Reproduce the full listing below unchanged, apart from the pictures.

(begin)

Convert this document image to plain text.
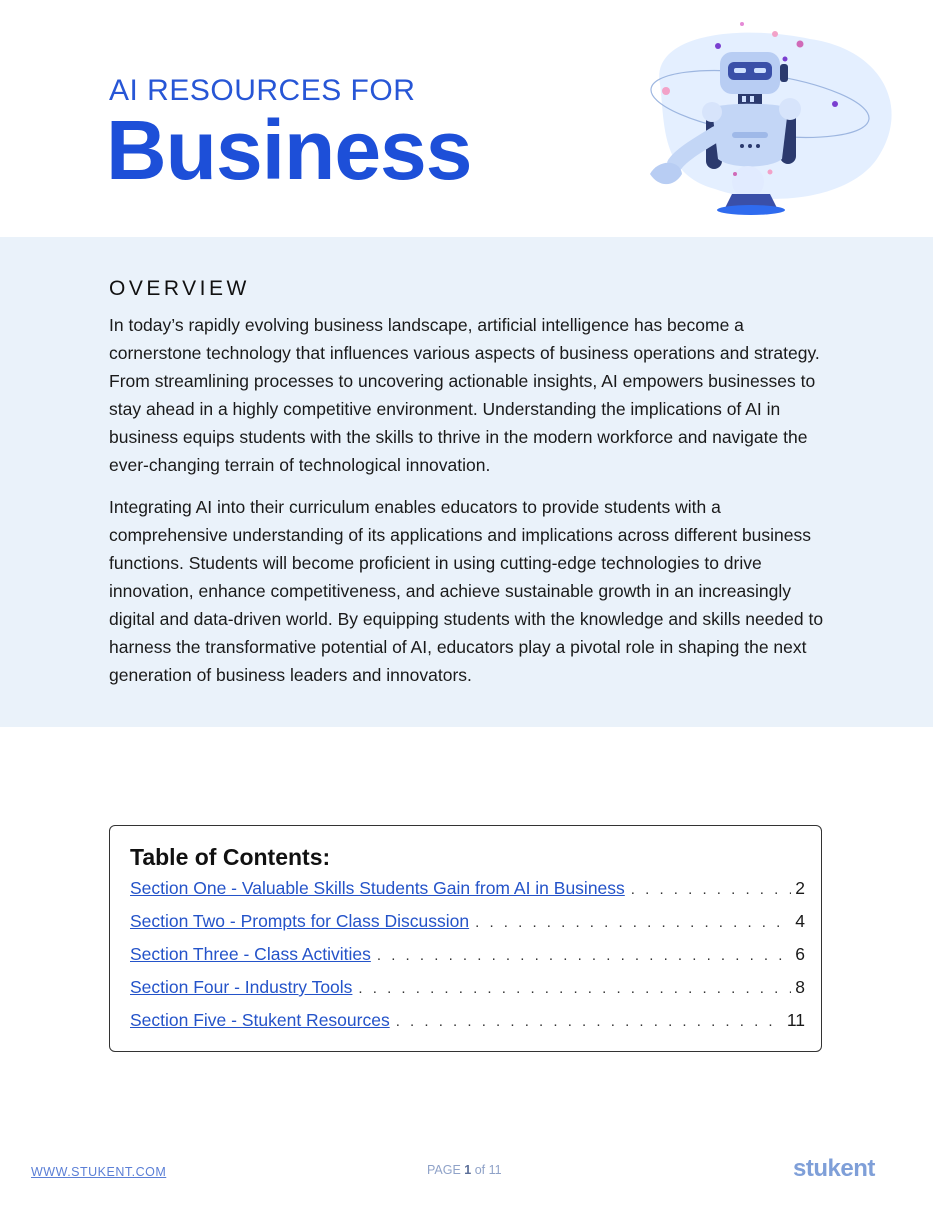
AI RESOURCES FOR
Business
OVERVIEW

In today’s rapidly evolving business landscape, artificial intelligence has become a cornerstone technology that influences various aspects of business operations and strategy. From streamlining processes to uncovering actionable insights, AI empowers businesses to stay ahead in a highly competitive environment. Understanding the implications of AI in business equips students with the skills to thrive in the modern workforce and navigate the ever-changing terrain of technological innovation.

Integrating AI into their curriculum enables educators to provide students with a comprehensive understanding of its applications and implications across different business functions. Students will become proficient in using cutting-edge technologies to drive innovation, enhance competitiveness, and achieve sustainable growth in an increasingly digital and data-driven world. By equipping students with the knowledge and skills needed to harness the transformative potential of AI, educators play a pivotal role in shaping the next generation of business leaders and innovators.

Table of Contents:
Section One - Valuable Skills Students Gain from AI in Business . . .	2
Section Two - Prompts for Class Discussion . . .	4
Section Three - Class Activities . . .	6
Section Four - Industry Tools . . .	8
Section Five - Stukent Resources . . .	11
WWW.STUKENT.COM	PAGE 1 of 11	stukent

(end)

OUTPUT OF THE EXERCISE =
Convert this document image to plain text.
AI RESOURCES FOR
Business
OVERVIEW

In today’s rapidly evolving business landscape, artificial intelligence has become a cornerstone technology that influences various aspects of business operations and strategy. From streamlining processes to uncovering actionable insights, AI empowers businesses to stay ahead in a highly competitive environment. Understanding the implications of AI in business equips students with the skills to thrive in the modern workforce and navigate the ever-changing terrain of technological innovation.

Integrating AI into their curriculum enables educators to provide students with a comprehensive understanding of its applications and implications across different business functions. Students will become proficient in using cutting-edge technologies to drive innovation, enhance competitiveness, and achieve sustainable growth in an increasingly digital and data-driven world. By equipping students with the knowledge and skills needed to harness the transformative potential of AI, educators play a pivotal role in shaping the next generation of business leaders and innovators.

Table of Contents:
Section One - Valuable Skills Students Gain from AI in Business . . .	2
Section Two - Prompts for Class Discussion . . .	4
Section Three - Class Activities . . .	6
Section Four - Industry Tools . . .	8
Section Five - Stukent Resources . . .	11
WWW.STUKENT.COM	PAGE 1 of 11	stukent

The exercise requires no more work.